[Stored data]
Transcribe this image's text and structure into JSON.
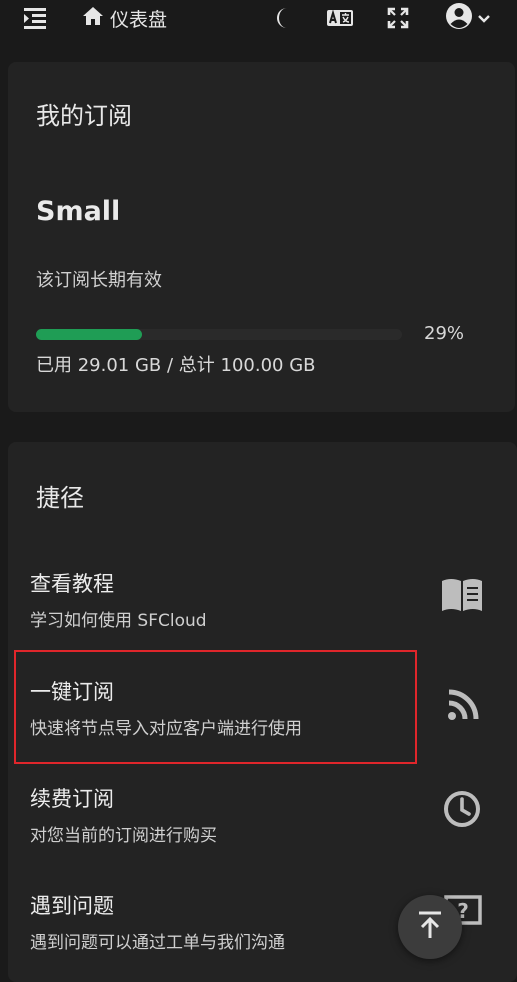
{
  "header": {
    "home_label": "仪表盘",
    "icons": [
      "menu-icon",
      "home-icon",
      "moon-icon",
      "translate-icon",
      "fullscreen-icon",
      "account-icon",
      "chevron-down-icon"
    ]
  },
  "subscription": {
    "title": "我的订阅",
    "plan_name": "Small",
    "validity": "该订阅长期有效",
    "usage_percent": 29,
    "usage_percent_label": "29%",
    "usage_text": "已用 29.01 GB / 总计 100.00 GB",
    "accent_color": "#1f9d55"
  },
  "shortcuts": {
    "title": "捷径",
    "items": [
      {
        "label": "查看教程",
        "desc": "学习如何使用 SFCloud",
        "icon": "book-icon"
      },
      {
        "label": "一键订阅",
        "desc": "快速将节点导入对应客户端进行使用",
        "icon": "rss-icon"
      },
      {
        "label": "续费订阅",
        "desc": "对您当前的订阅进行购买",
        "icon": "clock-icon"
      },
      {
        "label": "遇到问题",
        "desc": "遇到问题可以通过工单与我们沟通",
        "icon": "help-chat-icon"
      }
    ]
  },
  "fab": {
    "icon": "arrow-up-to-top-icon"
  },
  "highlight_color": "#e0262b"
}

> [Task]: Return every line in the listing that contains the word "desc".

> [Result of the task]:
        "desc": "学习如何使用 SFCloud",
        "desc": "快速将节点导入对应客户端进行使用",
        "desc": "对您当前的订阅进行购买",
        "desc": "遇到问题可以通过工单与我们沟通",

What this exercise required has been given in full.